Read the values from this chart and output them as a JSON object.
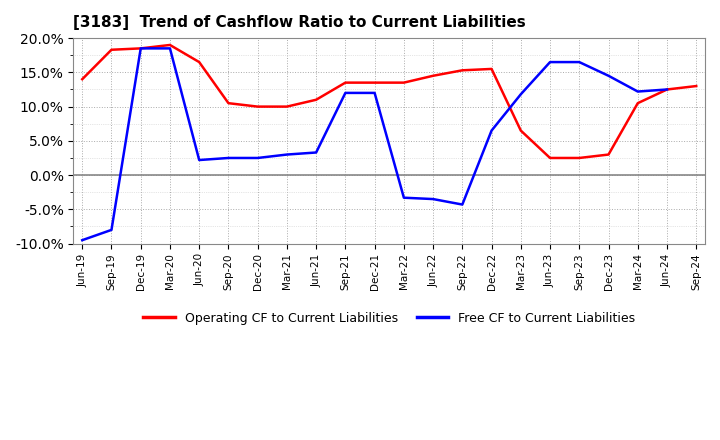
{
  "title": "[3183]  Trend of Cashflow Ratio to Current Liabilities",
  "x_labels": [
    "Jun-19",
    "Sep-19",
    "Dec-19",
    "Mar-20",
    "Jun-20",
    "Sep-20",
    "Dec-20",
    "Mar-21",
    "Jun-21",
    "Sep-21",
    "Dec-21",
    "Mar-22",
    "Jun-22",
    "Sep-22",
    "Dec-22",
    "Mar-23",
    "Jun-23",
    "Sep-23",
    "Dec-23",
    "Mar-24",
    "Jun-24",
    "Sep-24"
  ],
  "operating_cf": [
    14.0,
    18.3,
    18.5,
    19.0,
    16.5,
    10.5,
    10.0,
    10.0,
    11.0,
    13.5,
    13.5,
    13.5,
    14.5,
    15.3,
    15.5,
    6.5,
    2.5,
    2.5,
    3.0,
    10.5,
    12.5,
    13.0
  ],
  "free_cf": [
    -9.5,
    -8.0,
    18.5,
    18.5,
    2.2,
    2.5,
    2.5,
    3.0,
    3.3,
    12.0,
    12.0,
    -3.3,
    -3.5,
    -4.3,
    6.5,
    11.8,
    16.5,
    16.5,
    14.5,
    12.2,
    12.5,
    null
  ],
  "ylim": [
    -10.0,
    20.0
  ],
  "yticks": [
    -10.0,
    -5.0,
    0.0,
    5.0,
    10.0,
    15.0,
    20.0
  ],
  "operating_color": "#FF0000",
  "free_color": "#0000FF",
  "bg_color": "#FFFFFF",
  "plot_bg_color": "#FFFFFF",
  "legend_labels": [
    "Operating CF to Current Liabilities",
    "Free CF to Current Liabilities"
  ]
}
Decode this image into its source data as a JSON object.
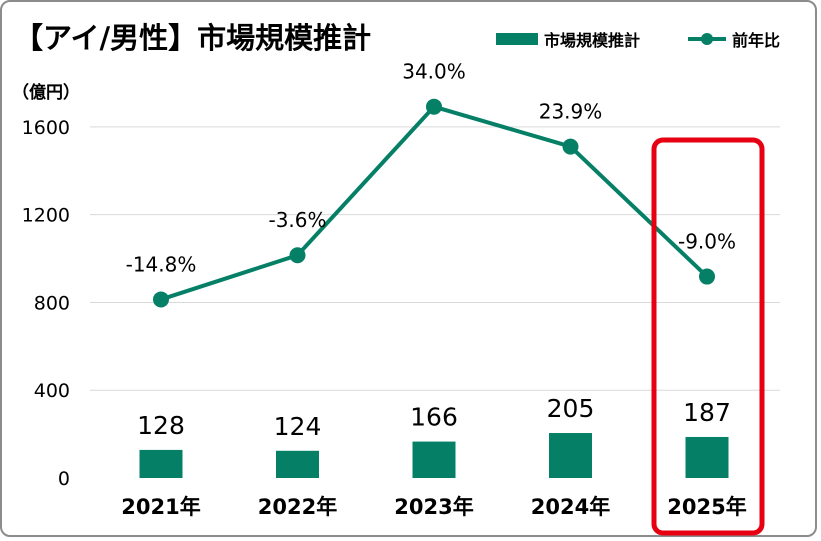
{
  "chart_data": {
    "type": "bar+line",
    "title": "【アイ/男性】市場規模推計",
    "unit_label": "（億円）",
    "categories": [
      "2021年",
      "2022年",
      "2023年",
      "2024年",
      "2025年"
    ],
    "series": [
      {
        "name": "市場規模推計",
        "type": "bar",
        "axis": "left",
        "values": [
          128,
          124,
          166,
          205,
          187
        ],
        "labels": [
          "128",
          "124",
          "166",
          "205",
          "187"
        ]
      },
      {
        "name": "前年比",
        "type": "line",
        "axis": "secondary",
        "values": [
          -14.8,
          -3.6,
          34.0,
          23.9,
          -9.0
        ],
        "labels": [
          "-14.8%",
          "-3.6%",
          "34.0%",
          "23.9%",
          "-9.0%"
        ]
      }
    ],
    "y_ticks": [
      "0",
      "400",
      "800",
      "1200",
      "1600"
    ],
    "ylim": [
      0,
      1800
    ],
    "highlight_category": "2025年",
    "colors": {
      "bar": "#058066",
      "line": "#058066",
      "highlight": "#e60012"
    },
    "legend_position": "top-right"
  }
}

########

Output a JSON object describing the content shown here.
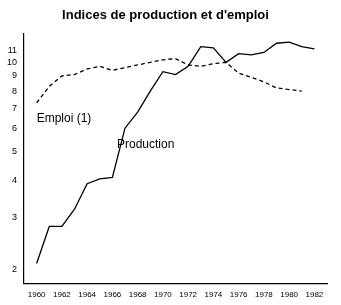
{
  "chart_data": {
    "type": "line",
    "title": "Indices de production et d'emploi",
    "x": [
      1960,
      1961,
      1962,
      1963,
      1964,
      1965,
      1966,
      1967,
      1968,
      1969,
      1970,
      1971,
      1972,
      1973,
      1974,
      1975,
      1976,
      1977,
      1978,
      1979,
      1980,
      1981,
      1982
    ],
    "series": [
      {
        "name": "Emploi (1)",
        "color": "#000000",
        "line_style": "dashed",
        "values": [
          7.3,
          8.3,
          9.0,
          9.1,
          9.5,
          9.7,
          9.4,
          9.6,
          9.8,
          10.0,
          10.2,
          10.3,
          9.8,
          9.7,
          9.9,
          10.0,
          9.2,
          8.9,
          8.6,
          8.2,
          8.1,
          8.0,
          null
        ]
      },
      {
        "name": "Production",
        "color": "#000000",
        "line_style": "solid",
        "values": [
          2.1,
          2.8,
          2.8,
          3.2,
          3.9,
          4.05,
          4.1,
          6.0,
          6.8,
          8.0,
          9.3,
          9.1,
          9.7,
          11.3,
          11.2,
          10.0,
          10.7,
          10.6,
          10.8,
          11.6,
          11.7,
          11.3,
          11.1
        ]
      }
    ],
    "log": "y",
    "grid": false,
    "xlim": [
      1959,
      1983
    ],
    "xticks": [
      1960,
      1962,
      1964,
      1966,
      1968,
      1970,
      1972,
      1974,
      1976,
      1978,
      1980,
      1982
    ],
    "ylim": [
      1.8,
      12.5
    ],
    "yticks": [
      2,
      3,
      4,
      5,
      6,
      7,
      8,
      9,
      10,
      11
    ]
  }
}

########

_To do_:
Ascertain the number of lines in the entries that include the word "JSON", and report only that number.

_Finished task_:
3